* **INSTRUCTIONS FOR THE TASK**
In the listing below, locate the lines that hold "type" and copy them.
──────── DATA TO USE ────────
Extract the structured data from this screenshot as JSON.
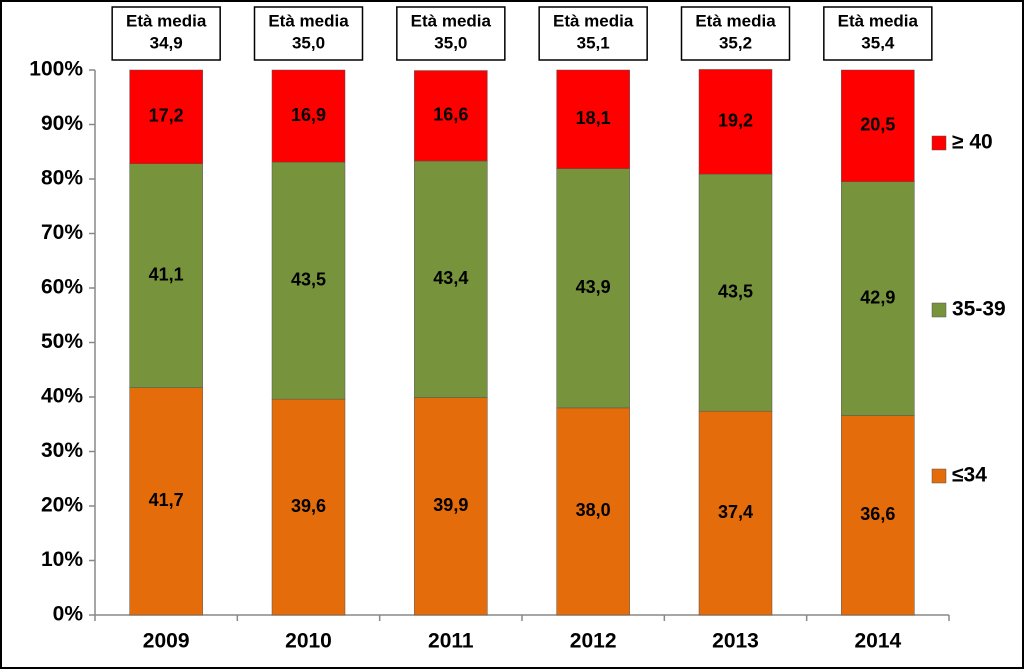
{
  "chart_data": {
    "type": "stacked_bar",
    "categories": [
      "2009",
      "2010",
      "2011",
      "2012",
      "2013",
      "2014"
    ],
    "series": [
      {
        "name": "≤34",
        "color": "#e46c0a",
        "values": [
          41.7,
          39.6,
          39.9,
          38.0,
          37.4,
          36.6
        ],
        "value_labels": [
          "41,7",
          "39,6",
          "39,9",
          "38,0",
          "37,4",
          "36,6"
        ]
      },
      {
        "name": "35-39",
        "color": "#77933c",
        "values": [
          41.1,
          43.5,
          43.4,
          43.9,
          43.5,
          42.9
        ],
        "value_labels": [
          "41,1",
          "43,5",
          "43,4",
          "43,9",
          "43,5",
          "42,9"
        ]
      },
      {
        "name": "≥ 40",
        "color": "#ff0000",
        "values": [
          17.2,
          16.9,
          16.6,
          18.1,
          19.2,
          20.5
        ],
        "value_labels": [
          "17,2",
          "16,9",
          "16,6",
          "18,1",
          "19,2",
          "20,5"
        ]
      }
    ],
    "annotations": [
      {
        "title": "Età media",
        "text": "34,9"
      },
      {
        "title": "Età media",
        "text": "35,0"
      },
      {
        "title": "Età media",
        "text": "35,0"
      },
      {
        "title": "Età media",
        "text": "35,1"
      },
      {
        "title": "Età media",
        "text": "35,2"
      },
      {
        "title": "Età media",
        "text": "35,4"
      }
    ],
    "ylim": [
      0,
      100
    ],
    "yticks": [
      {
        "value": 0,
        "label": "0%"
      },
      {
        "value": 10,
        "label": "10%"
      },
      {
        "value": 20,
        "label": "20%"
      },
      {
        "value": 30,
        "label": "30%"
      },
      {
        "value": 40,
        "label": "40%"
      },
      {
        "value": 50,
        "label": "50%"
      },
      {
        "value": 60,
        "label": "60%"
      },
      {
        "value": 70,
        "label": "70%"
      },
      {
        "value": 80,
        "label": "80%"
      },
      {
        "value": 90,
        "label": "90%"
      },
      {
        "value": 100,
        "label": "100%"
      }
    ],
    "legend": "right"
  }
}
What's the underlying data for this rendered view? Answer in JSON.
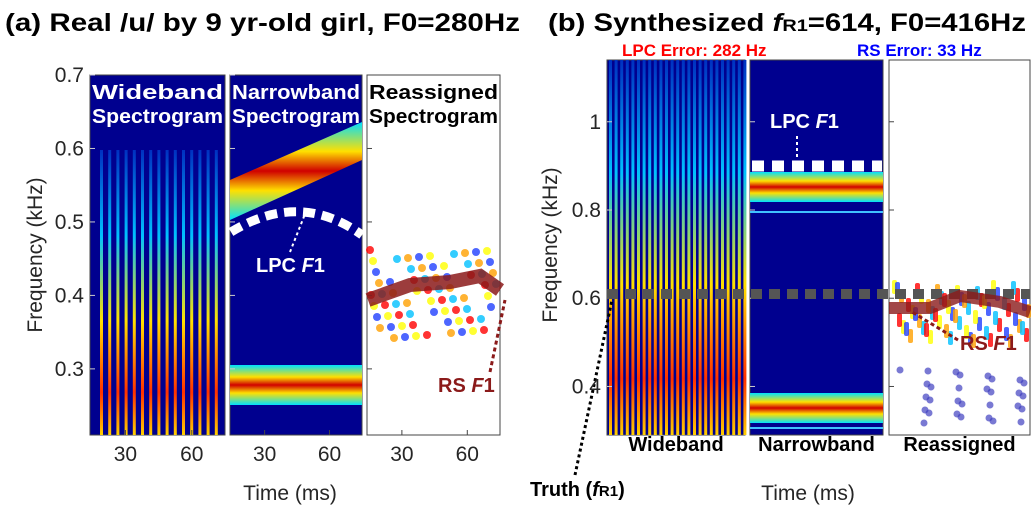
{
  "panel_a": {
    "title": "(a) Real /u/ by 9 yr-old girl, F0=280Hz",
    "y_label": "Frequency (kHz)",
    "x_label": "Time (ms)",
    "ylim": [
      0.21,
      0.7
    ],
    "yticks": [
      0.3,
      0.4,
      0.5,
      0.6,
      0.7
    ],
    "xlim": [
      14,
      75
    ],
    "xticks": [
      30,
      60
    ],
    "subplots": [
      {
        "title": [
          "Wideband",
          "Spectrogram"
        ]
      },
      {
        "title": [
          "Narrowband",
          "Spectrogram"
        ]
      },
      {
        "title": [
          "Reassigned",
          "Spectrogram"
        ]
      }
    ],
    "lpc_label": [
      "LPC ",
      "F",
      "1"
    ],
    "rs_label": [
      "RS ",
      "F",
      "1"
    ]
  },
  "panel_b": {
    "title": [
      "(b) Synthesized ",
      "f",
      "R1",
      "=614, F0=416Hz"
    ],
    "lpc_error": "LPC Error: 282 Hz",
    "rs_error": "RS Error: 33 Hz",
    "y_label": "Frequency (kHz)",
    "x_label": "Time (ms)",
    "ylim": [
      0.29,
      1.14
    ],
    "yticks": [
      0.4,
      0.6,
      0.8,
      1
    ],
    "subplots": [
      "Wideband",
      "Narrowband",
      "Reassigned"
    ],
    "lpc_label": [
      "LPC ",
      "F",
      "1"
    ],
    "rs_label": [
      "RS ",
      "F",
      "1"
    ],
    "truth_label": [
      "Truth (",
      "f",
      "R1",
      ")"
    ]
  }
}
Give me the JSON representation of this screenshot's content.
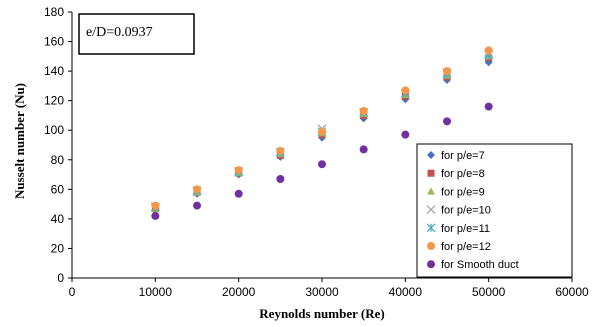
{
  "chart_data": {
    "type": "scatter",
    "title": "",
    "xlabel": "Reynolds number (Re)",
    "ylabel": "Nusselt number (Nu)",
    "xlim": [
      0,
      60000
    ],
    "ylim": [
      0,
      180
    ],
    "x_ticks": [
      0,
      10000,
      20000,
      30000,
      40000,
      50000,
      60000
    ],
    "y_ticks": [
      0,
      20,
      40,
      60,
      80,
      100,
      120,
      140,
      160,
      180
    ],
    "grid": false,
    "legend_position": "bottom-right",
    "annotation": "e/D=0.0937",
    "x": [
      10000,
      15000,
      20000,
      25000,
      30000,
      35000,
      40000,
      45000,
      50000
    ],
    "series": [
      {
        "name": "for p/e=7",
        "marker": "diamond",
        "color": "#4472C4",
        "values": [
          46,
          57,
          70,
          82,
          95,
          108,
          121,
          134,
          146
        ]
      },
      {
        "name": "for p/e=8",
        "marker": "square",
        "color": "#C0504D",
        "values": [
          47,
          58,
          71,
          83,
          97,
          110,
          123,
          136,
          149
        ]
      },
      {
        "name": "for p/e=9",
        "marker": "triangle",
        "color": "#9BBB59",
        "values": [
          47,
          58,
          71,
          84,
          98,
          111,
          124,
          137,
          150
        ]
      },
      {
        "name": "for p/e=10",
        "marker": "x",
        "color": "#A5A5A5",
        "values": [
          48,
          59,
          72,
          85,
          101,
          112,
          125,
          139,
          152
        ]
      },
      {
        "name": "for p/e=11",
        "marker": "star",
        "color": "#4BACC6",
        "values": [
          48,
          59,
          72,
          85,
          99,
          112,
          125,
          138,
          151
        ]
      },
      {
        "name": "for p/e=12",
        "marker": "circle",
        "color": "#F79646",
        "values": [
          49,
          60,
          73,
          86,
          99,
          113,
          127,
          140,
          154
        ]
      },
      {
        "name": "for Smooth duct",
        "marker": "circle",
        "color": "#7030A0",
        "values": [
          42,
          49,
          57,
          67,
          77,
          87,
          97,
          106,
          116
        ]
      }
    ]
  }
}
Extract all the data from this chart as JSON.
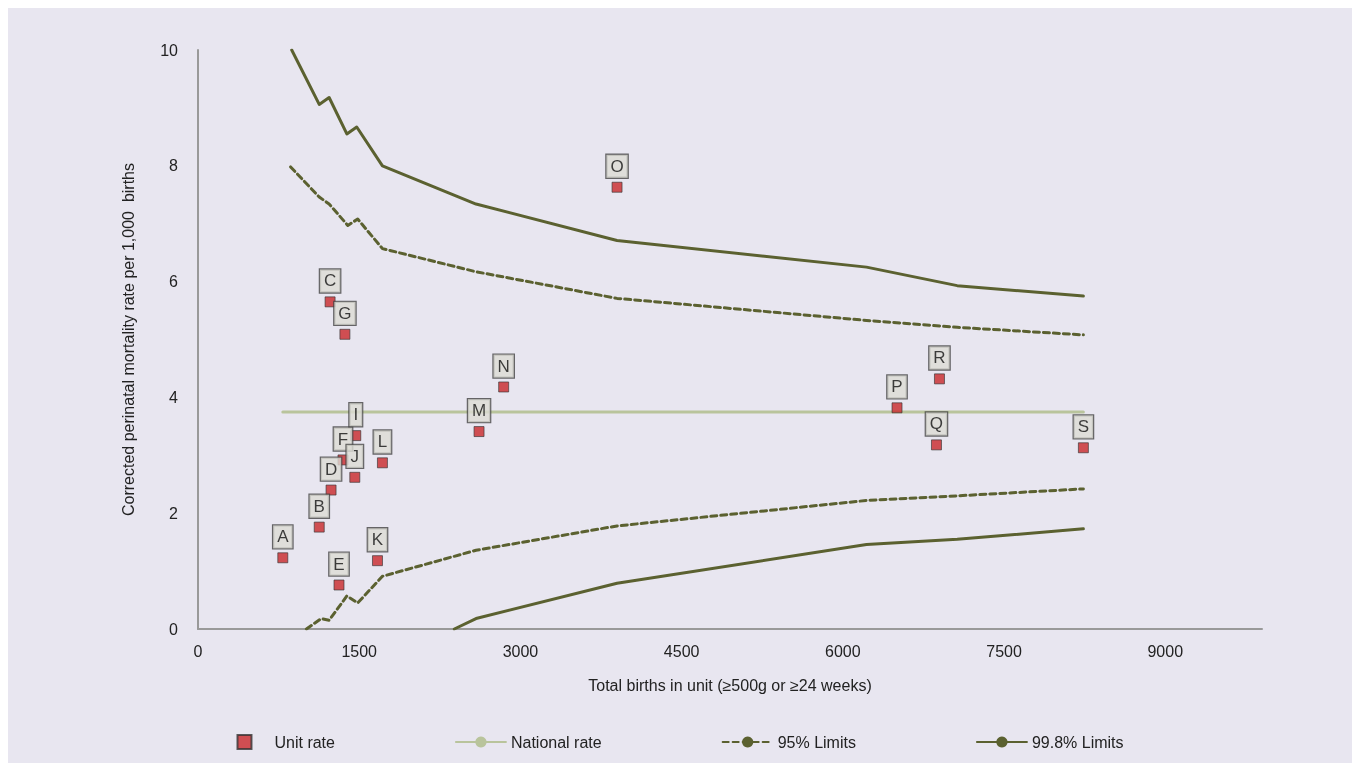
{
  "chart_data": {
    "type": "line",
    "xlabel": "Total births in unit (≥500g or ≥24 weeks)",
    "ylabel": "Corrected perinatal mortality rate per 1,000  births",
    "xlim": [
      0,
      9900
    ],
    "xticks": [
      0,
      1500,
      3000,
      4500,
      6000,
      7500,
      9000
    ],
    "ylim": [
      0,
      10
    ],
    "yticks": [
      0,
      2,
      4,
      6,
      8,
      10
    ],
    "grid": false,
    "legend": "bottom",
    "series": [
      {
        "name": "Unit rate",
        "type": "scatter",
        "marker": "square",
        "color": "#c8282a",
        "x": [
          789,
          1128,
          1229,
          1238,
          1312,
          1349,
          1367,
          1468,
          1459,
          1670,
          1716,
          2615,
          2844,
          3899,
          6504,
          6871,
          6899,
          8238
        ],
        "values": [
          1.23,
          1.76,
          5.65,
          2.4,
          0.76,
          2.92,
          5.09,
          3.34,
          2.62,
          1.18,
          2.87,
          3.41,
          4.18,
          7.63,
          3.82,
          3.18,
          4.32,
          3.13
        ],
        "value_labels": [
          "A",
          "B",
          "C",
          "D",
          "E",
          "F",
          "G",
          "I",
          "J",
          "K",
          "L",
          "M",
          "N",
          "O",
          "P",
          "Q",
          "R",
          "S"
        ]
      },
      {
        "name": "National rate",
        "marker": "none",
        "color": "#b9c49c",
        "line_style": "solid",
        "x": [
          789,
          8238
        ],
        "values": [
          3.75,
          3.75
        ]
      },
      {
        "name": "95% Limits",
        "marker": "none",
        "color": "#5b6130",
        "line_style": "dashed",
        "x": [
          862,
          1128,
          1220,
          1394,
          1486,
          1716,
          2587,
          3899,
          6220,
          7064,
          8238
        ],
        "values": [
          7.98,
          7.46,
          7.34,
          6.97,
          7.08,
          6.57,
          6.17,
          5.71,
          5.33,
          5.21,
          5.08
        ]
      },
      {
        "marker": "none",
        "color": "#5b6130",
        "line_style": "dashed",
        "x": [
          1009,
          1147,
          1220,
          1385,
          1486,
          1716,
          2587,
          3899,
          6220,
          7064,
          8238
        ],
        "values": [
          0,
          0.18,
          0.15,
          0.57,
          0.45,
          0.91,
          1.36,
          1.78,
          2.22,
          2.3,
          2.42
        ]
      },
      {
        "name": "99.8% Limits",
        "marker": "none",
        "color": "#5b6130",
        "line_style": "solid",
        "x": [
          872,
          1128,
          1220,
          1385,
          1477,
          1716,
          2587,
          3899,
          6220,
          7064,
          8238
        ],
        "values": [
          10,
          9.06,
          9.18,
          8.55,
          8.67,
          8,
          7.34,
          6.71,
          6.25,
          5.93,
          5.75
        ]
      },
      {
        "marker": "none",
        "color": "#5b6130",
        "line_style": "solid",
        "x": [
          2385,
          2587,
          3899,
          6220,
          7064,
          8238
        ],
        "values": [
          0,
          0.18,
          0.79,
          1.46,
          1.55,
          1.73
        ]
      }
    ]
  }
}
────────
* **EXERCISE SOLUTION**
    "type": "stacked_bar",
    "type": "scatter",
    "type": "line",
        "type": "scatter",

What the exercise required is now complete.